§ **WRITTEN EXERCISE**: Retype the material in full, keeping every word the same.

◇ ◇ ◇

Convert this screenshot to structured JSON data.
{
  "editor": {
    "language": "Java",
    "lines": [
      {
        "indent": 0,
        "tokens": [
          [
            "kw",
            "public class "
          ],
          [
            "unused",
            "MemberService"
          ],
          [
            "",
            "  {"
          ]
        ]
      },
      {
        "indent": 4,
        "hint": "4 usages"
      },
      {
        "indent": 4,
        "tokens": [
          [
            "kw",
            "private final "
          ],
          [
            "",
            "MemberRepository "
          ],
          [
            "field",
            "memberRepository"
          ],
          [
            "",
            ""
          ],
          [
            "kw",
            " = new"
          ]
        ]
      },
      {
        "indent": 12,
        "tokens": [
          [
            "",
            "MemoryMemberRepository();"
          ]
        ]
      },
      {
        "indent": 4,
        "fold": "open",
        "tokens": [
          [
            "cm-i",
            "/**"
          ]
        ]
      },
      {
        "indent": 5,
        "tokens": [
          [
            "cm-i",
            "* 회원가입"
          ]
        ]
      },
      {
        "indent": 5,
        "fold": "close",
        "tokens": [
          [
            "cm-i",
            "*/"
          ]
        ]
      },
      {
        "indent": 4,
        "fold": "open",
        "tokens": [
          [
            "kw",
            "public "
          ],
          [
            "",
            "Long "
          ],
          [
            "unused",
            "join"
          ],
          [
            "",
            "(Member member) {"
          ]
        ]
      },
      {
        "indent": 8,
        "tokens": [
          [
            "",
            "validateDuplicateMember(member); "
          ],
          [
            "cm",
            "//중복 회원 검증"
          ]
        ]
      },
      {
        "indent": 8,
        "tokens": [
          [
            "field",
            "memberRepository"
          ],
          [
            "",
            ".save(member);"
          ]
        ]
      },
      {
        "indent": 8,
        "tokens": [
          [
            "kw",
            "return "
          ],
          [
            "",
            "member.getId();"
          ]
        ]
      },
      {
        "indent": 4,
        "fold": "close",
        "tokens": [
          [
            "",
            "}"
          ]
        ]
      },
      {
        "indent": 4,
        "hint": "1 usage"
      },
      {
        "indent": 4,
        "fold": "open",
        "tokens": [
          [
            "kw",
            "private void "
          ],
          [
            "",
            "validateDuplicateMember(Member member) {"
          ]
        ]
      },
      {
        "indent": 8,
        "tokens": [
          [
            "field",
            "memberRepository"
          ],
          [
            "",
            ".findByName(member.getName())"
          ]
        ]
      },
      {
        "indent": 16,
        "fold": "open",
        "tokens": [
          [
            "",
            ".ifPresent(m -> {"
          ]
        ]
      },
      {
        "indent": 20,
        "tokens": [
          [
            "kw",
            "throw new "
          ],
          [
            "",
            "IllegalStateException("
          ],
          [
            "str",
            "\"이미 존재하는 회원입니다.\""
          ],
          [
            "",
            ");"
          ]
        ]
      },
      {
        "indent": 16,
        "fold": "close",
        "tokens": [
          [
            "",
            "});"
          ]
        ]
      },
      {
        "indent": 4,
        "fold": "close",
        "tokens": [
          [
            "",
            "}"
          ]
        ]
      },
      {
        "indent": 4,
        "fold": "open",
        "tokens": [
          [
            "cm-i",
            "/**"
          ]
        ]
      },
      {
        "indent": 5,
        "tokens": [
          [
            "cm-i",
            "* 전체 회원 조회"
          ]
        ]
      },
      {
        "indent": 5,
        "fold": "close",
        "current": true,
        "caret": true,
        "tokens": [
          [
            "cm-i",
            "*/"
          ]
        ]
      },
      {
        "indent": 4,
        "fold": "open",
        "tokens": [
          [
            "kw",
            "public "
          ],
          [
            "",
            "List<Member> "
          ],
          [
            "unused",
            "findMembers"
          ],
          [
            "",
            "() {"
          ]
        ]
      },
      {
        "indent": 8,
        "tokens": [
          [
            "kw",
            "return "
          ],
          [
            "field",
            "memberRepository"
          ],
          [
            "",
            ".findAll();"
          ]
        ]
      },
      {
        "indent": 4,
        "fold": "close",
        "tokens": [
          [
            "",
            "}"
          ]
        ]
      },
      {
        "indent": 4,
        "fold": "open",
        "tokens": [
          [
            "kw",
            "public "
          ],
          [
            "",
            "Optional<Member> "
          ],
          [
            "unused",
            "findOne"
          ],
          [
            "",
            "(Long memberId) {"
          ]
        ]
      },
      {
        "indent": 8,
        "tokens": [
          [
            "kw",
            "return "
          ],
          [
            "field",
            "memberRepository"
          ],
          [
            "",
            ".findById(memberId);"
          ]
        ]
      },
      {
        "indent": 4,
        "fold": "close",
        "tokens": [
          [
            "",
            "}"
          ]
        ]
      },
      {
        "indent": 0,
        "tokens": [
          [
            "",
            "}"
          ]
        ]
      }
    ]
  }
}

◇ ◇ ◇

§ **REPLY**:
Convert this screenshot to structured JSON data.
{
  "editor": {
    "language": "Java",
    "lines": [
      {
        "indent": 0,
        "tokens": [
          [
            "kw",
            "public class "
          ],
          [
            "unused",
            "MemberService"
          ],
          [
            "",
            "  {"
          ]
        ]
      },
      {
        "indent": 4,
        "hint": "4 usages"
      },
      {
        "indent": 4,
        "tokens": [
          [
            "kw",
            "private final "
          ],
          [
            "",
            "MemberRepository "
          ],
          [
            "field",
            "memberRepository"
          ],
          [
            "",
            ""
          ],
          [
            "kw",
            " = new"
          ]
        ]
      },
      {
        "indent": 12,
        "tokens": [
          [
            "",
            "MemoryMemberRepository();"
          ]
        ]
      },
      {
        "indent": 4,
        "fold": "open",
        "tokens": [
          [
            "cm-i",
            "/**"
          ]
        ]
      },
      {
        "indent": 5,
        "tokens": [
          [
            "cm-i",
            "* 회원가입"
          ]
        ]
      },
      {
        "indent": 5,
        "fold": "close",
        "tokens": [
          [
            "cm-i",
            "*/"
          ]
        ]
      },
      {
        "indent": 4,
        "fold": "open",
        "tokens": [
          [
            "kw",
            "public "
          ],
          [
            "",
            "Long "
          ],
          [
            "unused",
            "join"
          ],
          [
            "",
            "(Member member) {"
          ]
        ]
      },
      {
        "indent": 8,
        "tokens": [
          [
            "",
            "validateDuplicateMember(member); "
          ],
          [
            "cm",
            "//중복 회원 검증"
          ]
        ]
      },
      {
        "indent": 8,
        "tokens": [
          [
            "field",
            "memberRepository"
          ],
          [
            "",
            ".save(member);"
          ]
        ]
      },
      {
        "indent": 8,
        "tokens": [
          [
            "kw",
            "return "
          ],
          [
            "",
            "member.getId();"
          ]
        ]
      },
      {
        "indent": 4,
        "fold": "close",
        "tokens": [
          [
            "",
            "}"
          ]
        ]
      },
      {
        "indent": 4,
        "hint": "1 usage"
      },
      {
        "indent": 4,
        "fold": "open",
        "tokens": [
          [
            "kw",
            "private void "
          ],
          [
            "",
            "validateDuplicateMember(Member member) {"
          ]
        ]
      },
      {
        "indent": 8,
        "tokens": [
          [
            "field",
            "memberRepository"
          ],
          [
            "",
            ".findByName(member.getName())"
          ]
        ]
      },
      {
        "indent": 16,
        "fold": "open",
        "tokens": [
          [
            "",
            ".ifPresent(m -> {"
          ]
        ]
      },
      {
        "indent": 20,
        "tokens": [
          [
            "kw",
            "throw new "
          ],
          [
            "",
            "IllegalStateException("
          ],
          [
            "str",
            "\"이미 존재하는 회원입니다.\""
          ],
          [
            "",
            ");"
          ]
        ]
      },
      {
        "indent": 16,
        "fold": "close",
        "tokens": [
          [
            "",
            "});"
          ]
        ]
      },
      {
        "indent": 4,
        "fold": "close",
        "tokens": [
          [
            "",
            "}"
          ]
        ]
      },
      {
        "indent": 4,
        "fold": "open",
        "tokens": [
          [
            "cm-i",
            "/**"
          ]
        ]
      },
      {
        "indent": 5,
        "tokens": [
          [
            "cm-i",
            "* 전체 회원 조회"
          ]
        ]
      },
      {
        "indent": 5,
        "fold": "close",
        "current": true,
        "caret": true,
        "tokens": [
          [
            "cm-i",
            "*/"
          ]
        ]
      },
      {
        "indent": 4,
        "fold": "open",
        "tokens": [
          [
            "kw",
            "public "
          ],
          [
            "",
            "List<Member> "
          ],
          [
            "unused",
            "findMembers"
          ],
          [
            "",
            "() {"
          ]
        ]
      },
      {
        "indent": 8,
        "tokens": [
          [
            "kw",
            "return "
          ],
          [
            "field",
            "memberRepository"
          ],
          [
            "",
            ".findAll();"
          ]
        ]
      },
      {
        "indent": 4,
        "fold": "close",
        "tokens": [
          [
            "",
            "}"
          ]
        ]
      },
      {
        "indent": 4,
        "fold": "open",
        "tokens": [
          [
            "kw",
            "public "
          ],
          [
            "",
            "Optional<Member> "
          ],
          [
            "unused",
            "findOne"
          ],
          [
            "",
            "(Long memberId) {"
          ]
        ]
      },
      {
        "indent": 8,
        "tokens": [
          [
            "kw",
            "return "
          ],
          [
            "field",
            "memberRepository"
          ],
          [
            "",
            ".findById(memberId);"
          ]
        ]
      },
      {
        "indent": 4,
        "fold": "close",
        "tokens": [
          [
            "",
            "}"
          ]
        ]
      },
      {
        "indent": 0,
        "tokens": [
          [
            "",
            "}"
          ]
        ]
      }
    ]
  }
}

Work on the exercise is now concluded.